→ What to work on
Update the passage about Jack Andraka's cancer sensor, starting with "When Jack Andraka" and going on through "one hundred percent.", by replacing "three cents" with "ten cents".

→ Text passage
Jack Andraka's TEDTalk tells how he invented a pancreatic cancer detection sensor before finishing high school.
When Jack Andraka tells us how to create a detection sensor for pancreatic cancer it sounds simple. Start with water, pour in nanotubes, add antibodies, mix together, dip strips of paper in, dry them, and you can detect cancer.
The sensor has a very high accuracy rate, detects cancer in the early stages when a patient has the highest survival rate, and can be produced for an astonishing three cents. Jack’s overall aim is to raise the rate of pancreatic cancer survival from five percent to a level closer to one hundred percent.
http://www.ted.com/talks/jack_andraka_a_promising_test_for_pancreatic_cancer_from_a_teenager.html
Andraka’s journey began when a close family friend died of pancreatic cancer. The loss hit Jack hard, and he began to do research online. He found that almost eighty percent of pancreatic cancer is diagnosed late, when the survival rate is around two percent. The current method of pancreatic cancer is sixty years old, or in teenager terms older than Jack’s dad.
The test costs over eight hundred dollars per application to look for the cancer, and misses around thirty percent of all pancreatic cancer. As he says in this TEDTalk, your doctor would have to be extremely suspicious to order a pancreatic cancer test.
Through research Andraka found a database of eight thousand proteins that are present in pancreatic cancer patients, and he began to crunch the data together to find a common thread. Around the four thousandth try he found mesothelin, a protein that is present in high levels in pancreatic cancer patients in the early stages of the disease.

→ Records
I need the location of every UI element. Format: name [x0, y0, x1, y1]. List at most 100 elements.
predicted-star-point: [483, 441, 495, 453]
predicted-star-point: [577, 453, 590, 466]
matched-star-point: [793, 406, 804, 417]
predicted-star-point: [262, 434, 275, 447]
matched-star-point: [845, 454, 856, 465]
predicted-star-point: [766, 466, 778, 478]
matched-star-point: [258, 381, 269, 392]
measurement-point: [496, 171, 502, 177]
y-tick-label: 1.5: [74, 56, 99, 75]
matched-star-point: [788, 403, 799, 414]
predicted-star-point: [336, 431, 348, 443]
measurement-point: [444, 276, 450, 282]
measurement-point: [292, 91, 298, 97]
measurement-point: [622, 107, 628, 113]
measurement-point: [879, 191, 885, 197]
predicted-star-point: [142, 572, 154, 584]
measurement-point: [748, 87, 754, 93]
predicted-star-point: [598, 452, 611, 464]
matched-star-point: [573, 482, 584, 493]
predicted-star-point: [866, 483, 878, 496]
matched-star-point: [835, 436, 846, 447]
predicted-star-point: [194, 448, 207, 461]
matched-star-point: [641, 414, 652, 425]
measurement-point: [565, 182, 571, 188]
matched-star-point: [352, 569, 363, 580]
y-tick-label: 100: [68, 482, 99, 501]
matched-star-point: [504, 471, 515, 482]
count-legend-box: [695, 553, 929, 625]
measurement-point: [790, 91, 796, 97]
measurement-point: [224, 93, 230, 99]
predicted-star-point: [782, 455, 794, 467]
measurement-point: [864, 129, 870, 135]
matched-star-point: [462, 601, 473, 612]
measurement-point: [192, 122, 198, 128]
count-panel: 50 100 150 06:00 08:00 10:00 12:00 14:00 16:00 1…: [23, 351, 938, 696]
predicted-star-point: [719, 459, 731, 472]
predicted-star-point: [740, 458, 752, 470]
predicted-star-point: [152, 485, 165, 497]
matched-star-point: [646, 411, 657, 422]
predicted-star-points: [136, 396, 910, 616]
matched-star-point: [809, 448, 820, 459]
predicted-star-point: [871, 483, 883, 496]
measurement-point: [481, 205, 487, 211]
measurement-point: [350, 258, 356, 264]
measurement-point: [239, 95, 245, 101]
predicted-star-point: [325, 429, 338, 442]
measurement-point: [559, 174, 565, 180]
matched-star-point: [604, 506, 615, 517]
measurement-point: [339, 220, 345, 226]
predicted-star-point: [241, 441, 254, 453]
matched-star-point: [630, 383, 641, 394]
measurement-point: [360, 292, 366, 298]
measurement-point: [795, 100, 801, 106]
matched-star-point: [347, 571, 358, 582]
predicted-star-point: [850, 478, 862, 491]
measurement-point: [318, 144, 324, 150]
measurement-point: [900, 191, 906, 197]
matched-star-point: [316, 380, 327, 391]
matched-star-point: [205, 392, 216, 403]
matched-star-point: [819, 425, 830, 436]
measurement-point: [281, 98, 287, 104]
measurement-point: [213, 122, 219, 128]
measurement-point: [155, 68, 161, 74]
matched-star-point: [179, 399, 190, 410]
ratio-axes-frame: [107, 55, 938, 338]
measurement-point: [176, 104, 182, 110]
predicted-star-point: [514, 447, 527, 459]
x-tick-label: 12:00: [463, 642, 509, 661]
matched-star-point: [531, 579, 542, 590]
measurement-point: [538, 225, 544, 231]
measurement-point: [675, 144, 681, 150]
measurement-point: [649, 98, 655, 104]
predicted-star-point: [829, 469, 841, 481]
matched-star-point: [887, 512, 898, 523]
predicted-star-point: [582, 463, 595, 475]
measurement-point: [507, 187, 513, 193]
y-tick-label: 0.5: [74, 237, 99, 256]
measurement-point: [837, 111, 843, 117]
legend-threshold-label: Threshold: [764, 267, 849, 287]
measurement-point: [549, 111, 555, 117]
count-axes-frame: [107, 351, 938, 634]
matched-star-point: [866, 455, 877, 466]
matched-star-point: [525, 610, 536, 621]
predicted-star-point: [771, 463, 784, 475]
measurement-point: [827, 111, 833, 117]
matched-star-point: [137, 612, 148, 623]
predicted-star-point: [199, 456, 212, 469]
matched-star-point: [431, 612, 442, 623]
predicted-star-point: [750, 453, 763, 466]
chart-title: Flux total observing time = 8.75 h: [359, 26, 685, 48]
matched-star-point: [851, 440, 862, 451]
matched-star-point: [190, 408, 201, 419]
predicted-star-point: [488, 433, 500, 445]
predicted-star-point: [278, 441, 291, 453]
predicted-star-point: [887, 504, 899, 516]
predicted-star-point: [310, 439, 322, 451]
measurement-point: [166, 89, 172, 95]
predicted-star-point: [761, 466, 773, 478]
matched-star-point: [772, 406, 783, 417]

→ The completed task
When Jack Andraka tells us how to create a detection sensor for pancreatic cancer it sounds simple. Start with water, pour in nanotubes, add antibodies, mix together, dip strips of paper in, dry them, and you can detect cancer.
The sensor has a very high accuracy rate, detects cancer in the early stages when a patient has the highest survival rate, and can be produced for an astonishing ten cents. Jack’s overall aim is to raise the rate of pancreatic cancer survival from five percent to a level closer to one hundred percent.